→ DIRECTIVE: Locate the lines of the listing below that hold "hashpower", then copy each of them.

Part of a data file
--- start ---

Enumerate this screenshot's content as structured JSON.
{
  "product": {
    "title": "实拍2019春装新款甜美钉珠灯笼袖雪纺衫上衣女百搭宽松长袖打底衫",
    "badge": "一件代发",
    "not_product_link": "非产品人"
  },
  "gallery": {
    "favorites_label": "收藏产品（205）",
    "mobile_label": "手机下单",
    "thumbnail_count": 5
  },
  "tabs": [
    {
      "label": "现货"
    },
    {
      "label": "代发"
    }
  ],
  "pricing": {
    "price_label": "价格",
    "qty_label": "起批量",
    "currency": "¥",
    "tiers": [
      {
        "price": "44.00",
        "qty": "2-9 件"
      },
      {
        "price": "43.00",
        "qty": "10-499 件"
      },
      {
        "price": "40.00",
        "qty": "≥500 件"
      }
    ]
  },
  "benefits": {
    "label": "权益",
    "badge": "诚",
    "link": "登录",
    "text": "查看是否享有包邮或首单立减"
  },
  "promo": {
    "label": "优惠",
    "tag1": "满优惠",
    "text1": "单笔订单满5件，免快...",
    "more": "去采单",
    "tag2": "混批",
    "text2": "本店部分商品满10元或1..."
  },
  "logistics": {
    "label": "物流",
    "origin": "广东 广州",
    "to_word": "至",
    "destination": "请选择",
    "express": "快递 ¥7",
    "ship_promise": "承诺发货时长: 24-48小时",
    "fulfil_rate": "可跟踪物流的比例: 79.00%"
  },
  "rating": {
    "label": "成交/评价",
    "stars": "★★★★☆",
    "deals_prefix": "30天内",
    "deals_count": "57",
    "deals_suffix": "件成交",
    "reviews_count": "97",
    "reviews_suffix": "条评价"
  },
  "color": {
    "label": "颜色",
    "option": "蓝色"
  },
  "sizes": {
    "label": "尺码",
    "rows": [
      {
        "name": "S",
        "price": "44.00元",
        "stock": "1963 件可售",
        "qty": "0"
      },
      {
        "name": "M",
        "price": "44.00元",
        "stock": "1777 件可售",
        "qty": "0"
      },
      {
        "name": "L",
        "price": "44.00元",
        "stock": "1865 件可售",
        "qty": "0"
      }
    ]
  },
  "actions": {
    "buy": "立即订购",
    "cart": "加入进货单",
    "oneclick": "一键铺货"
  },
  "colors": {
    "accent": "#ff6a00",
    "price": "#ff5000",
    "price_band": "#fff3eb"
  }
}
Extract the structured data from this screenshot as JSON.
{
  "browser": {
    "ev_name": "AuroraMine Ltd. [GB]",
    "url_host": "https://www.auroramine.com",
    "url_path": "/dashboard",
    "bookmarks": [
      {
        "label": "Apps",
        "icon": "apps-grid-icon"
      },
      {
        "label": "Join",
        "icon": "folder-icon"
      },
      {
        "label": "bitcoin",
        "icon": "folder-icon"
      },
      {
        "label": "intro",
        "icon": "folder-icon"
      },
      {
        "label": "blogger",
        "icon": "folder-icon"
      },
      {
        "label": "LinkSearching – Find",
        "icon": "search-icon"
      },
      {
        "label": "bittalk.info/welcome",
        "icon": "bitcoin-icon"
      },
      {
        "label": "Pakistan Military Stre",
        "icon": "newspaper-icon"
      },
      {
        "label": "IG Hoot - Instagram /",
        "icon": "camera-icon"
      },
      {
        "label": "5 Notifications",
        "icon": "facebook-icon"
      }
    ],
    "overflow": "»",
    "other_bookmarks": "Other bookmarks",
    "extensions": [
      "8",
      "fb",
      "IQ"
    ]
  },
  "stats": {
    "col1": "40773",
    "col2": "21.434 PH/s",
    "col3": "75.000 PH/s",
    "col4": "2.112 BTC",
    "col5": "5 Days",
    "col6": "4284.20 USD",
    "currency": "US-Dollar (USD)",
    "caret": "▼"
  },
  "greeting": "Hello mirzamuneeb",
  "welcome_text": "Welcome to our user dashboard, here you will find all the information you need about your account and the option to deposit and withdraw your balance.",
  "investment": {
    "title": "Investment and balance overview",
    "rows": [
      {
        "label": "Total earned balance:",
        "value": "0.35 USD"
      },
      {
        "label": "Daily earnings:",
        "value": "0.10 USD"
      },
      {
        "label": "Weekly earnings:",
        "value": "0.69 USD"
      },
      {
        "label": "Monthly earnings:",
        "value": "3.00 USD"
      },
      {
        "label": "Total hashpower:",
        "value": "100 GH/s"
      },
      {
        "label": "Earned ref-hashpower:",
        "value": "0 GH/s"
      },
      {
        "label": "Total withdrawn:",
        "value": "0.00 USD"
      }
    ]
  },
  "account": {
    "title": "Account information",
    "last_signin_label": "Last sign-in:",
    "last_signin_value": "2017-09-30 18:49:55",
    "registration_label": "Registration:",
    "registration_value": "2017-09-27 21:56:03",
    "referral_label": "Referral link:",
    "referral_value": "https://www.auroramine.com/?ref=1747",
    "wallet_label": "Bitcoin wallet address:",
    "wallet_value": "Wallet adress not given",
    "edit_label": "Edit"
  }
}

--- end ---

→ ANSWER IN FULL:
        "label": "Total hashpower:",
        "label": "Earned ref-hashpower:",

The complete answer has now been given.